--- START OF Information given ---
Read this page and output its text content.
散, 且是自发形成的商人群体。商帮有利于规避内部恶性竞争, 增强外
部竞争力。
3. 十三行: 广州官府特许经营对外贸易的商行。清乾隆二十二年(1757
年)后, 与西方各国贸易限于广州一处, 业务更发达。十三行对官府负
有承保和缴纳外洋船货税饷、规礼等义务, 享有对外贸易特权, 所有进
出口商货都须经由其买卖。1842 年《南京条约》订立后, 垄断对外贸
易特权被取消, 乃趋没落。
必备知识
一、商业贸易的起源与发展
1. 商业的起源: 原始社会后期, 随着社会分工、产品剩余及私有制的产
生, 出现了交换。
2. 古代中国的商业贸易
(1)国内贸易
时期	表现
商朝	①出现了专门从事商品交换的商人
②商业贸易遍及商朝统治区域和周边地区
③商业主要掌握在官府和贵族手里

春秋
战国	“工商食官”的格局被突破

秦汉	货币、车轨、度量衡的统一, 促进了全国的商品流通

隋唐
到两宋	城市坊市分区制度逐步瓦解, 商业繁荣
--- END OF Information given ---
-- Exercise prompt --
Copy out all of the data exactly, leaving nothing out.

-- Exercise result --
Read this page and output its text content.
散, 且是自发形成的商人群体。商帮有利于规避内部恶性竞争, 增强外
部竞争力。
3. 十三行: 广州官府特许经营对外贸易的商行。清乾隆二十二年(1757
年)后, 与西方各国贸易限于广州一处, 业务更发达。十三行对官府负
有承保和缴纳外洋船货税饷、规礼等义务, 享有对外贸易特权, 所有进
出口商货都须经由其买卖。1842 年《南京条约》订立后, 垄断对外贸
易特权被取消, 乃趋没落。
必备知识
一、商业贸易的起源与发展
1. 商业的起源: 原始社会后期, 随着社会分工、产品剩余及私有制的产
生, 出现了交换。
2. 古代中国的商业贸易
(1)国内贸易
时期	表现
商朝	①出现了专门从事商品交换的商人
②商业贸易遍及商朝统治区域和周边地区
③商业主要掌握在官府和贵族手里

春秋
战国	“工商食官”的格局被突破

秦汉	货币、车轨、度量衡的统一, 促进了全国的商品流通

隋唐
到两宋	城市坊市分区制度逐步瓦解, 商业繁荣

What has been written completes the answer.